**WHAT THIS TASK INVOLVES:**
Without omitting anything, return the records precisely as given.

= = =

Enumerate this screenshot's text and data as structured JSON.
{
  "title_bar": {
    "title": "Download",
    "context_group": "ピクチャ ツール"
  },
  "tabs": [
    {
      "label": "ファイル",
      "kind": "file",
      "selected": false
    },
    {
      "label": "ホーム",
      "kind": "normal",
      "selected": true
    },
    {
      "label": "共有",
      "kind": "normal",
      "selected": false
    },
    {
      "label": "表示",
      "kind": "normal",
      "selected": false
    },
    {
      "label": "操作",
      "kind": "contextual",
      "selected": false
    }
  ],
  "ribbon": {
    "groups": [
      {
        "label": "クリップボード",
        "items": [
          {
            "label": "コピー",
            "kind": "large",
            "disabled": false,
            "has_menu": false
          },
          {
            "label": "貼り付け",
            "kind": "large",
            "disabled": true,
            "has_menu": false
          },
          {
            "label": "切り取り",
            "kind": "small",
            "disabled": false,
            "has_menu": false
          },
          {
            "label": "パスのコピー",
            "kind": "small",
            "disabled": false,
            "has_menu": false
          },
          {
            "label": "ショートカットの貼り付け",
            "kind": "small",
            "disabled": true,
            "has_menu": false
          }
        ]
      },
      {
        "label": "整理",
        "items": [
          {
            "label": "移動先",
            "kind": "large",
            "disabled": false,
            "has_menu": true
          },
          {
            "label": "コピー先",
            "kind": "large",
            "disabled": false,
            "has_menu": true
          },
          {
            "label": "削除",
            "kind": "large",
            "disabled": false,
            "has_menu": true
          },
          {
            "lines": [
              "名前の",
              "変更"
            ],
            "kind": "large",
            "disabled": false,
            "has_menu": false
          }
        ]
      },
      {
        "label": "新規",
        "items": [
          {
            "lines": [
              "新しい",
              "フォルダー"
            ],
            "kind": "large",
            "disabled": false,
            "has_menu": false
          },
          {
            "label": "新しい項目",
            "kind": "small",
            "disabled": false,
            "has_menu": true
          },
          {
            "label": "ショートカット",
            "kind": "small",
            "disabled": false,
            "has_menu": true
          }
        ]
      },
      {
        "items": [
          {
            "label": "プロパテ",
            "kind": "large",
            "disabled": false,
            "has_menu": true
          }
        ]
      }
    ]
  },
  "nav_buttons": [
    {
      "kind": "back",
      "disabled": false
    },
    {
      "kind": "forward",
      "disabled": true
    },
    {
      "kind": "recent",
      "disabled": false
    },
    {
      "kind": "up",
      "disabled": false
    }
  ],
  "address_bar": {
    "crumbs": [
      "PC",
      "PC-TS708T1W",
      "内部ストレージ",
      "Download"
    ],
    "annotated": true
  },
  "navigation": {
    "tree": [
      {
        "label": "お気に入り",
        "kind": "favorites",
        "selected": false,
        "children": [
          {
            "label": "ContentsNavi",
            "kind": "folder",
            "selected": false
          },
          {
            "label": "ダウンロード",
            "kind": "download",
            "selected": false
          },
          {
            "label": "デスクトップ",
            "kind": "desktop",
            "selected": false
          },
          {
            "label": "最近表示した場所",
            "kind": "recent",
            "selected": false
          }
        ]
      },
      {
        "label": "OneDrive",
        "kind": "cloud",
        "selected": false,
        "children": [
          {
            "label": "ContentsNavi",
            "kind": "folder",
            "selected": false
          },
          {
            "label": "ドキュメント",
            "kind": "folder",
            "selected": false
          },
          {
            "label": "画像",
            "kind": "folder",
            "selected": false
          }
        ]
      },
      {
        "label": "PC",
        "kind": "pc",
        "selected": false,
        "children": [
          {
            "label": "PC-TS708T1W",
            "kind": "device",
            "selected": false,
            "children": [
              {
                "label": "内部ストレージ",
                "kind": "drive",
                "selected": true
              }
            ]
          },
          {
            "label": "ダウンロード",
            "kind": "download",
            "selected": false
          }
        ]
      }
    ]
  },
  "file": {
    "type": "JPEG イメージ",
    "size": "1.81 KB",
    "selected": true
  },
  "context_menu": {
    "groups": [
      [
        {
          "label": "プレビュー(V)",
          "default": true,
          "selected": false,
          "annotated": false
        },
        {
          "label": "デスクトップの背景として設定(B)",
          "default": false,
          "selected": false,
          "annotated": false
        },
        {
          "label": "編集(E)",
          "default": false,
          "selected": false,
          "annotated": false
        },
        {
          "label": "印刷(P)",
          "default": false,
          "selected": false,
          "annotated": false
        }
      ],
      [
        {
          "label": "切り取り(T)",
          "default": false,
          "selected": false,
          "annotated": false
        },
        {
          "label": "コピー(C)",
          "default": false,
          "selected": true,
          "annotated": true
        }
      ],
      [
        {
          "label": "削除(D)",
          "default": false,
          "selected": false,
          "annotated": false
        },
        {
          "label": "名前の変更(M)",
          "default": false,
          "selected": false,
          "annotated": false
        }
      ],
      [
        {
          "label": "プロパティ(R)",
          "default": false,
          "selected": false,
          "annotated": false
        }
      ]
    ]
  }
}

= = =

**ANSWER TO THIS EXERCISE:**
Enumerate this screenshot's text and data as structured JSON.
{
  "title_bar": {
    "title": "Download",
    "context_group": "ピクチャ ツール"
  },
  "tabs": [
    {
      "label": "ファイル",
      "kind": "file",
      "selected": false
    },
    {
      "label": "ホーム",
      "kind": "normal",
      "selected": true
    },
    {
      "label": "共有",
      "kind": "normal",
      "selected": false
    },
    {
      "label": "表示",
      "kind": "normal",
      "selected": false
    },
    {
      "label": "操作",
      "kind": "contextual",
      "selected": false
    }
  ],
  "ribbon": {
    "groups": [
      {
        "label": "クリップボード",
        "items": [
          {
            "label": "コピー",
            "kind": "large",
            "disabled": false,
            "has_menu": false
          },
          {
            "label": "貼り付け",
            "kind": "large",
            "disabled": true,
            "has_menu": false
          },
          {
            "label": "切り取り",
            "kind": "small",
            "disabled": false,
            "has_menu": false
          },
          {
            "label": "パスのコピー",
            "kind": "small",
            "disabled": false,
            "has_menu": false
          },
          {
            "label": "ショートカットの貼り付け",
            "kind": "small",
            "disabled": true,
            "has_menu": false
          }
        ]
      },
      {
        "label": "整理",
        "items": [
          {
            "label": "移動先",
            "kind": "large",
            "disabled": false,
            "has_menu": true
          },
          {
            "label": "コピー先",
            "kind": "large",
            "disabled": false,
            "has_menu": true
          },
          {
            "label": "削除",
            "kind": "large",
            "disabled": false,
            "has_menu": true
          },
          {
            "lines": [
              "名前の",
              "変更"
            ],
            "kind": "large",
            "disabled": false,
            "has_menu": false
          }
        ]
      },
      {
        "label": "新規",
        "items": [
          {
            "lines": [
              "新しい",
              "フォルダー"
            ],
            "kind": "large",
            "disabled": false,
            "has_menu": false
          },
          {
            "label": "新しい項目",
            "kind": "small",
            "disabled": false,
            "has_menu": true
          },
          {
            "label": "ショートカット",
            "kind": "small",
            "disabled": false,
            "has_menu": true
          }
        ]
      },
      {
        "items": [
          {
            "label": "プロパテ",
            "kind": "large",
            "disabled": false,
            "has_menu": true
          }
        ]
      }
    ]
  },
  "nav_buttons": [
    {
      "kind": "back",
      "disabled": false
    },
    {
      "kind": "forward",
      "disabled": true
    },
    {
      "kind": "recent",
      "disabled": false
    },
    {
      "kind": "up",
      "disabled": false
    }
  ],
  "address_bar": {
    "crumbs": [
      "PC",
      "PC-TS708T1W",
      "内部ストレージ",
      "Download"
    ],
    "annotated": true
  },
  "navigation": {
    "tree": [
      {
        "label": "お気に入り",
        "kind": "favorites",
        "selected": false,
        "children": [
          {
            "label": "ContentsNavi",
            "kind": "folder",
            "selected": false
          },
          {
            "label": "ダウンロード",
            "kind": "download",
            "selected": false
          },
          {
            "label": "デスクトップ",
            "kind": "desktop",
            "selected": false
          },
          {
            "label": "最近表示した場所",
            "kind": "recent",
            "selected": false
          }
        ]
      },
      {
        "label": "OneDrive",
        "kind": "cloud",
        "selected": false,
        "children": [
          {
            "label": "ContentsNavi",
            "kind": "folder",
            "selected": false
          },
          {
            "label": "ドキュメント",
            "kind": "folder",
            "selected": false
          },
          {
            "label": "画像",
            "kind": "folder",
            "selected": false
          }
        ]
      },
      {
        "label": "PC",
        "kind": "pc",
        "selected": false,
        "children": [
          {
            "label": "PC-TS708T1W",
            "kind": "device",
            "selected": false,
            "children": [
              {
                "label": "内部ストレージ",
                "kind": "drive",
                "selected": true
              }
            ]
          },
          {
            "label": "ダウンロード",
            "kind": "download",
            "selected": false
          }
        ]
      }
    ]
  },
  "file": {
    "type": "JPEG イメージ",
    "size": "1.81 KB",
    "selected": true
  },
  "context_menu": {
    "groups": [
      [
        {
          "label": "プレビュー(V)",
          "default": true,
          "selected": false,
          "annotated": false
        },
        {
          "label": "デスクトップの背景として設定(B)",
          "default": false,
          "selected": false,
          "annotated": false
        },
        {
          "label": "編集(E)",
          "default": false,
          "selected": false,
          "annotated": false
        },
        {
          "label": "印刷(P)",
          "default": false,
          "selected": false,
          "annotated": false
        }
      ],
      [
        {
          "label": "切り取り(T)",
          "default": false,
          "selected": false,
          "annotated": false
        },
        {
          "label": "コピー(C)",
          "default": false,
          "selected": true,
          "annotated": true
        }
      ],
      [
        {
          "label": "削除(D)",
          "default": false,
          "selected": false,
          "annotated": false
        },
        {
          "label": "名前の変更(M)",
          "default": false,
          "selected": false,
          "annotated": false
        }
      ],
      [
        {
          "label": "プロパティ(R)",
          "default": false,
          "selected": false,
          "annotated": false
        }
      ]
    ]
  }
}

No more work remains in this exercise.